■ Goal ■
Gather every line that includes the word "this", please.
________
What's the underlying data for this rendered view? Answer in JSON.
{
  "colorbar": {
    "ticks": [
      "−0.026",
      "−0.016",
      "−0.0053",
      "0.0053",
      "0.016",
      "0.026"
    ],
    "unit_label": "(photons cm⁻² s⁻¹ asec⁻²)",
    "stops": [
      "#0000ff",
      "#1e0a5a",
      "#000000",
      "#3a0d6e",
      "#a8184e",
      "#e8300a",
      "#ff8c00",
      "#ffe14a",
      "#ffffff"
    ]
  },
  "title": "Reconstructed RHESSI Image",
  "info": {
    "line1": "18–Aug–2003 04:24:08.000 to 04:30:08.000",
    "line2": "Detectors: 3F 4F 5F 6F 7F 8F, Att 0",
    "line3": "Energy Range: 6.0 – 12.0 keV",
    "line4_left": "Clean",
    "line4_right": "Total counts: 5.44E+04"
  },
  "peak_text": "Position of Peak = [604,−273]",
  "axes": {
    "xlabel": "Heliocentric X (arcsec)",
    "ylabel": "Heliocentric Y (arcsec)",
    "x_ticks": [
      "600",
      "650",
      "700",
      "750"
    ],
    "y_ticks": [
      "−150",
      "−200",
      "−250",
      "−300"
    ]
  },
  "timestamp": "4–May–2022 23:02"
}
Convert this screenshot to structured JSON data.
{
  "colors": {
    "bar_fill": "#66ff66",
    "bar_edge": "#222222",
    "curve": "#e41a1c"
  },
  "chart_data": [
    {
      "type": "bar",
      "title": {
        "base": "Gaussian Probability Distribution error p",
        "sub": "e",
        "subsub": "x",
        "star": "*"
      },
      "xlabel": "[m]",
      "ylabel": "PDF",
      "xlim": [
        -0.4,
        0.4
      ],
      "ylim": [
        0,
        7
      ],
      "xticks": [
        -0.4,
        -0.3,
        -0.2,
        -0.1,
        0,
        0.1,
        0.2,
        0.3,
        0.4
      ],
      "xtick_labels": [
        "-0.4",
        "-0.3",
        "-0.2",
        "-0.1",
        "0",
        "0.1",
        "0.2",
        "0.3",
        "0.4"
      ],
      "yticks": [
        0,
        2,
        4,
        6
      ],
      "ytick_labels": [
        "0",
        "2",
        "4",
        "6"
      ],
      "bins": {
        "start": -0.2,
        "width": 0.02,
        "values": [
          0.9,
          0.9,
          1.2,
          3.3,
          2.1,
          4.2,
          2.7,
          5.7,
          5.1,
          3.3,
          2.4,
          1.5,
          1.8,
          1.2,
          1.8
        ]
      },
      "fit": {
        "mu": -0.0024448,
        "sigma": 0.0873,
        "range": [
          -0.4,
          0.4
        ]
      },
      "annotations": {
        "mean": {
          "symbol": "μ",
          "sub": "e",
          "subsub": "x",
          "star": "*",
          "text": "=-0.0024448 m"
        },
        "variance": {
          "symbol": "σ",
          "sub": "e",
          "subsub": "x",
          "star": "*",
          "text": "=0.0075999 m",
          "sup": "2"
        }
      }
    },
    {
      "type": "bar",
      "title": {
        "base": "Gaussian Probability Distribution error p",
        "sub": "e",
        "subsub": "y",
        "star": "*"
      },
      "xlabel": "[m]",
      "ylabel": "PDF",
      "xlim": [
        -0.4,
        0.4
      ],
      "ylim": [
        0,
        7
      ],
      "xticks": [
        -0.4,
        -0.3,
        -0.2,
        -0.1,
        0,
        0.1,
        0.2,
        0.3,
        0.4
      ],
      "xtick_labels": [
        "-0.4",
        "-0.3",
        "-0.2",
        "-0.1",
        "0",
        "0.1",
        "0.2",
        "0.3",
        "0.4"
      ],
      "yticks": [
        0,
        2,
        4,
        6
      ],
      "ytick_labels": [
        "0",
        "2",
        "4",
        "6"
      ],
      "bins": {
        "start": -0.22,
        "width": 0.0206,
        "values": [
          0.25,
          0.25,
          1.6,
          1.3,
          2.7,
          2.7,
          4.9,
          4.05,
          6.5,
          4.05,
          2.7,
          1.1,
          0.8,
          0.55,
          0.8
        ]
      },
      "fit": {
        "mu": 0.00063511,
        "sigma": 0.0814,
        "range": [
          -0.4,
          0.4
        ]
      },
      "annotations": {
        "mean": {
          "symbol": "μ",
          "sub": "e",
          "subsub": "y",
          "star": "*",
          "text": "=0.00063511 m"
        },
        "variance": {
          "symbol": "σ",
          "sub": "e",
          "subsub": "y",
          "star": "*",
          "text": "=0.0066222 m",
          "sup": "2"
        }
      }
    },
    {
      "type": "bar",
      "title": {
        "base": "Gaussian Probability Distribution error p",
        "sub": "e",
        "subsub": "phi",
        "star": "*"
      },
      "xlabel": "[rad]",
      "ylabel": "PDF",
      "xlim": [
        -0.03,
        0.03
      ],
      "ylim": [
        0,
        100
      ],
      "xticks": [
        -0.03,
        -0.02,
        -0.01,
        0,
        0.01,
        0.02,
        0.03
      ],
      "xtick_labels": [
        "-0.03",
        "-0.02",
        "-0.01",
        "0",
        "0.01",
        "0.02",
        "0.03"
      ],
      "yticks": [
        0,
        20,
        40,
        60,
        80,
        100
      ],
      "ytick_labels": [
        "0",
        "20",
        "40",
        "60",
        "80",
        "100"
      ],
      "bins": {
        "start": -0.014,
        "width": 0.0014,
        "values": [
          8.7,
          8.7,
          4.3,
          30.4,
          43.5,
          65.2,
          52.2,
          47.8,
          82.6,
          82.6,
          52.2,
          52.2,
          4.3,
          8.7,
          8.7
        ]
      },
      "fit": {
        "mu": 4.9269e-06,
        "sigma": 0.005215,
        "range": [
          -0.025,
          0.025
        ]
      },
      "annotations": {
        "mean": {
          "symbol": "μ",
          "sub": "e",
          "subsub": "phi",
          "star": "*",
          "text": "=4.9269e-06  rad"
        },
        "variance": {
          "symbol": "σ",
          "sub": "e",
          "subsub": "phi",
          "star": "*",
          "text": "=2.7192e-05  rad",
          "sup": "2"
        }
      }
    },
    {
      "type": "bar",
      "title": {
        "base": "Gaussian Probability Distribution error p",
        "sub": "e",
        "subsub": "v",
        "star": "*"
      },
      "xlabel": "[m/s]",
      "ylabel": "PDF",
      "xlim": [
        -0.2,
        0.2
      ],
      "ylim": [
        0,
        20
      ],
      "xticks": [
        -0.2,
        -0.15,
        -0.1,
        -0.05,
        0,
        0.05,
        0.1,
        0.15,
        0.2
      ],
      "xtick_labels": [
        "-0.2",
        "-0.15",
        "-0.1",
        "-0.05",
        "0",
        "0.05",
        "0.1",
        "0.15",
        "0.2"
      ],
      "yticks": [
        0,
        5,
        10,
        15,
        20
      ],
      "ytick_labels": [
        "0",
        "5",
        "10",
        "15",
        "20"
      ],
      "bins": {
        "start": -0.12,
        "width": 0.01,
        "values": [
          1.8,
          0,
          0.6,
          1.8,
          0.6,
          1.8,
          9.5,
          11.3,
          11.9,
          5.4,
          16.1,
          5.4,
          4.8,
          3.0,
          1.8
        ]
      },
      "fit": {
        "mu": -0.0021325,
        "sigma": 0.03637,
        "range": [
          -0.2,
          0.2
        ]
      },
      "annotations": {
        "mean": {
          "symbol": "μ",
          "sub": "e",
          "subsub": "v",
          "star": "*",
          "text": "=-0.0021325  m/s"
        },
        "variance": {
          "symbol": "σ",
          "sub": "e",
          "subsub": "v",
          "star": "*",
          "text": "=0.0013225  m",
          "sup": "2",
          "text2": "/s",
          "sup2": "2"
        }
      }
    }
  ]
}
________
■ Task solution ■
What's the underlying data for this rendered view? Answer in JSON.
Convert this screenshot to structured JSON data.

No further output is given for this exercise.